### CHALLENGE
Skip the images and return the records below exactly.

(Dataset entries)
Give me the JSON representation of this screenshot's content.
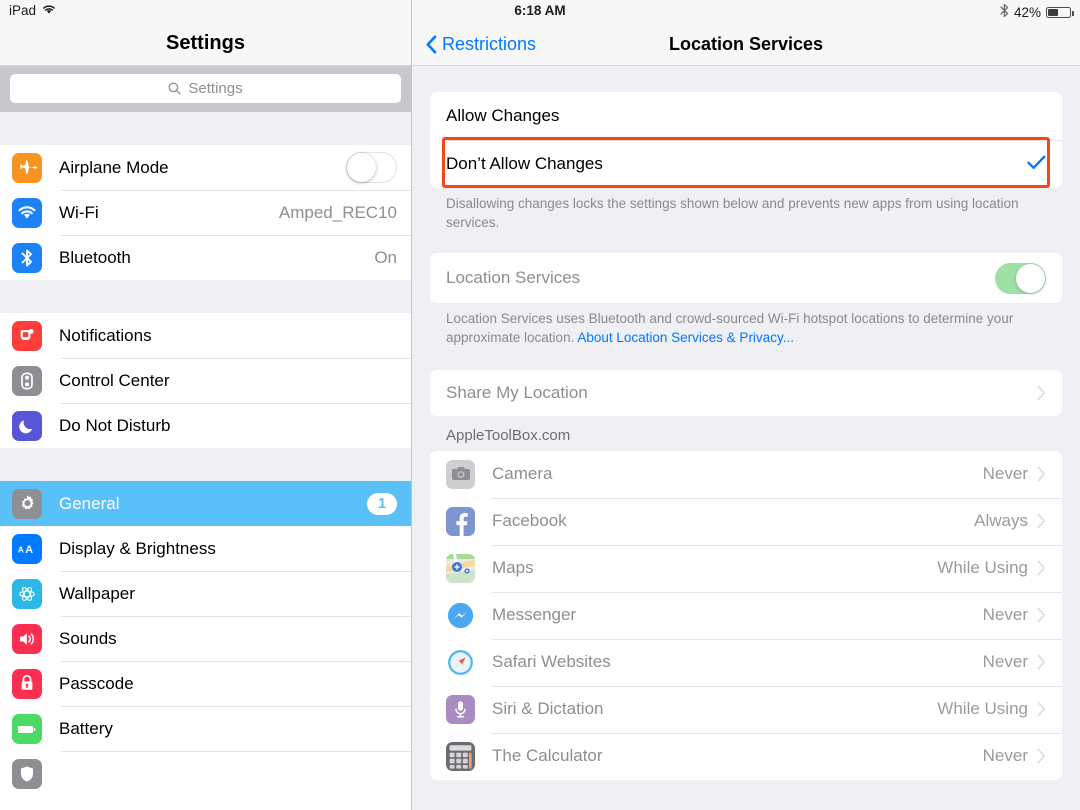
{
  "status_bar": {
    "device": "iPad",
    "wifi_icon": "wifi-icon",
    "time": "6:18 AM",
    "bluetooth_icon": "bluetooth-icon",
    "battery_percent": "42%",
    "battery_level": 42
  },
  "sidebar": {
    "title": "Settings",
    "search": {
      "placeholder": "Settings",
      "value": "",
      "icon": "search-icon"
    },
    "groups": [
      {
        "items": [
          {
            "label": "Airplane Mode",
            "icon": "airplane-icon",
            "icon_color": "#f79421",
            "control": "toggle",
            "toggle_on": false
          },
          {
            "label": "Wi-Fi",
            "icon": "wifi-icon",
            "icon_color": "#1d82f5",
            "value": "Amped_REC10"
          },
          {
            "label": "Bluetooth",
            "icon": "bluetooth-icon",
            "icon_color": "#1d82f5",
            "value": "On"
          }
        ]
      },
      {
        "items": [
          {
            "label": "Notifications",
            "icon": "notifications-icon",
            "icon_color": "#fc3d39"
          },
          {
            "label": "Control Center",
            "icon": "control-center-icon",
            "icon_color": "#8e8e93"
          },
          {
            "label": "Do Not Disturb",
            "icon": "moon-icon",
            "icon_color": "#5856d6"
          }
        ]
      },
      {
        "items": [
          {
            "label": "General",
            "icon": "gear-icon",
            "icon_color": "#8e8e93",
            "selected": true,
            "badge": "1"
          },
          {
            "label": "Display & Brightness",
            "icon": "display-brightness-icon",
            "icon_color": "#007aff"
          },
          {
            "label": "Wallpaper",
            "icon": "wallpaper-icon",
            "icon_color": "#2bb8e6"
          },
          {
            "label": "Sounds",
            "icon": "sounds-icon",
            "icon_color": "#fc2e52"
          },
          {
            "label": "Passcode",
            "icon": "lock-icon",
            "icon_color": "#fc2e52"
          },
          {
            "label": "Battery",
            "icon": "battery-icon",
            "icon_color": "#4cd964"
          },
          {
            "label": "",
            "icon": "privacy-icon",
            "icon_color": "#8e8e93"
          }
        ]
      }
    ]
  },
  "detail": {
    "back_label": "Restrictions",
    "back_icon": "chevron-left-icon",
    "title": "Location Services",
    "allow_changes": {
      "options": [
        {
          "label": "Allow Changes",
          "checked": false
        },
        {
          "label": "Don’t Allow Changes",
          "checked": true,
          "highlighted": true,
          "highlight_color": "#f4471c"
        }
      ],
      "footnote": "Disallowing changes locks the settings shown below and prevents new apps from using location services."
    },
    "location_services": {
      "label": "Location Services",
      "toggle_on": true,
      "toggle_disabled": true,
      "footnote_text": "Location Services uses Bluetooth and crowd-sourced Wi-Fi hotspot locations to determine your approximate location. ",
      "footnote_link": "About Location Services & Privacy..."
    },
    "share_my_location": {
      "label": "Share My Location",
      "chevron": "chevron-right-icon"
    },
    "apps_group_label": "AppleToolBox.com",
    "apps": [
      {
        "name": "Camera",
        "value": "Never",
        "icon": "camera-app-icon"
      },
      {
        "name": "Facebook",
        "value": "Always",
        "icon": "facebook-app-icon"
      },
      {
        "name": "Maps",
        "value": "While Using",
        "icon": "maps-app-icon"
      },
      {
        "name": "Messenger",
        "value": "Never",
        "icon": "messenger-app-icon"
      },
      {
        "name": "Safari Websites",
        "value": "Never",
        "icon": "safari-app-icon"
      },
      {
        "name": "Siri & Dictation",
        "value": "While Using",
        "icon": "siri-dictation-icon"
      },
      {
        "name": "The Calculator",
        "value": "Never",
        "icon": "calculator-app-icon"
      }
    ]
  },
  "colors": {
    "accent_blue": "#007aff",
    "selection_blue": "#5ac0f8",
    "highlight_red": "#f4471c",
    "toggle_green": "#9fe0a6",
    "background_grey": "#efeff4"
  }
}
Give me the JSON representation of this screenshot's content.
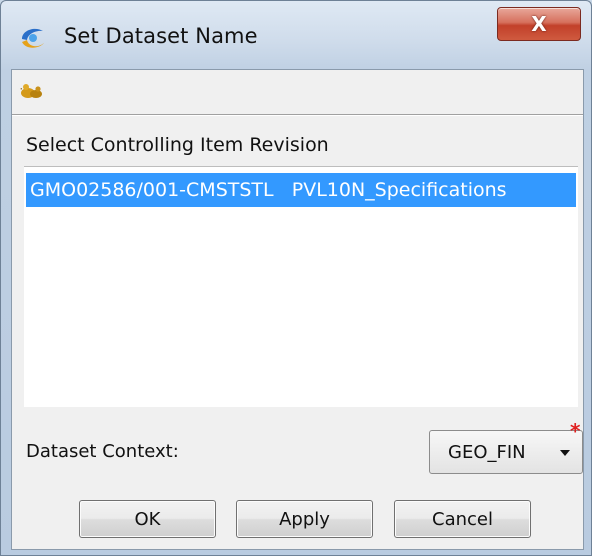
{
  "window": {
    "title": "Set Dataset Name",
    "close_label": "X"
  },
  "toolbar": {
    "icon": "ducks-icon"
  },
  "controlling_item": {
    "label": "Select Controlling Item Revision",
    "items": [
      {
        "label": "GMO02586/001-CMSTSTL   PVL10N_Specifications",
        "selected": true
      }
    ]
  },
  "dataset_context": {
    "label": "Dataset Context:",
    "value": "GEO_FIN",
    "required_marker": "*"
  },
  "buttons": {
    "ok": "OK",
    "apply": "Apply",
    "cancel": "Cancel"
  },
  "colors": {
    "selection": "#3399ff",
    "close_button": "#c2402a",
    "required": "#e02020"
  }
}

### FULL SOLUTION
Give me the JSON representation of this screenshot's content.
{
  "status_bar": {
    "device": "iPad",
    "wifi_icon": "wifi-icon",
    "time": "6:18 AM",
    "bluetooth_icon": "bluetooth-icon",
    "battery_percent": "42%",
    "battery_level": 42
  },
  "sidebar": {
    "title": "Settings",
    "search": {
      "placeholder": "Settings",
      "value": "",
      "icon": "search-icon"
    },
    "groups": [
      {
        "items": [
          {
            "label": "Airplane Mode",
            "icon": "airplane-icon",
            "icon_color": "#f79421",
            "control": "toggle",
            "toggle_on": false
          },
          {
            "label": "Wi-Fi",
            "icon": "wifi-icon",
            "icon_color": "#1d82f5",
            "value": "Amped_REC10"
          },
          {
            "label": "Bluetooth",
            "icon": "bluetooth-icon",
            "icon_color": "#1d82f5",
            "value": "On"
          }
        ]
      },
      {
        "items": [
          {
            "label": "Notifications",
            "icon": "notifications-icon",
            "icon_color": "#fc3d39"
          },
          {
            "label": "Control Center",
            "icon": "control-center-icon",
            "icon_color": "#8e8e93"
          },
          {
            "label": "Do Not Disturb",
            "icon": "moon-icon",
            "icon_color": "#5856d6"
          }
        ]
      },
      {
        "items": [
          {
            "label": "General",
            "icon": "gear-icon",
            "icon_color": "#8e8e93",
            "selected": true,
            "badge": "1"
          },
          {
            "label": "Display & Brightness",
            "icon": "display-brightness-icon",
            "icon_color": "#007aff"
          },
          {
            "label": "Wallpaper",
            "icon": "wallpaper-icon",
            "icon_color": "#2bb8e6"
          },
          {
            "label": "Sounds",
            "icon": "sounds-icon",
            "icon_color": "#fc2e52"
          },
          {
            "label": "Passcode",
            "icon": "lock-icon",
            "icon_color": "#fc2e52"
          },
          {
            "label": "Battery",
            "icon": "battery-icon",
            "icon_color": "#4cd964"
          },
          {
            "label": "",
            "icon": "privacy-icon",
            "icon_color": "#8e8e93"
          }
        ]
      }
    ]
  },
  "detail": {
    "back_label": "Restrictions",
    "back_icon": "chevron-left-icon",
    "title": "Location Services",
    "allow_changes": {
      "options": [
        {
          "label": "Allow Changes",
          "checked": false
        },
        {
          "label": "Don’t Allow Changes",
          "checked": true,
          "highlighted": true,
          "highlight_color": "#f4471c"
        }
      ],
      "footnote": "Disallowing changes locks the settings shown below and prevents new apps from using location services."
    },
    "location_services": {
      "label": "Location Services",
      "toggle_on": true,
      "toggle_disabled": true,
      "footnote_text": "Location Services uses Bluetooth and crowd-sourced Wi-Fi hotspot locations to determine your approximate location. ",
      "footnote_link": "About Location Services & Privacy..."
    },
    "share_my_location": {
      "label": "Share My Location",
      "chevron": "chevron-right-icon"
    },
    "apps_group_label": "AppleToolBox.com",
    "apps": [
      {
        "name": "Camera",
        "value": "Never",
        "icon": "camera-app-icon"
      },
      {
        "name": "Facebook",
        "value": "Always",
        "icon": "facebook-app-icon"
      },
      {
        "name": "Maps",
        "value": "While Using",
        "icon": "maps-app-icon"
      },
      {
        "name": "Messenger",
        "value": "Never",
        "icon": "messenger-app-icon"
      },
      {
        "name": "Safari Websites",
        "value": "Never",
        "icon": "safari-app-icon"
      },
      {
        "name": "Siri & Dictation",
        "value": "While Using",
        "icon": "siri-dictation-icon"
      },
      {
        "name": "The Calculator",
        "value": "Never",
        "icon": "calculator-app-icon"
      }
    ]
  },
  "colors": {
    "accent_blue": "#007aff",
    "selection_blue": "#5ac0f8",
    "highlight_red": "#f4471c",
    "toggle_green": "#9fe0a6",
    "background_grey": "#efeff4"
  }
}
Give me the JSON representation of this screenshot's content.
{
  "window": {
    "title": "Set Dataset Name",
    "close_label": "X"
  },
  "toolbar": {
    "icon": "ducks-icon"
  },
  "controlling_item": {
    "label": "Select Controlling Item Revision",
    "items": [
      {
        "label": "GMO02586/001-CMSTSTL   PVL10N_Specifications",
        "selected": true
      }
    ]
  },
  "dataset_context": {
    "label": "Dataset Context:",
    "value": "GEO_FIN",
    "required_marker": "*"
  },
  "buttons": {
    "ok": "OK",
    "apply": "Apply",
    "cancel": "Cancel"
  },
  "colors": {
    "selection": "#3399ff",
    "close_button": "#c2402a",
    "required": "#e02020"
  }
}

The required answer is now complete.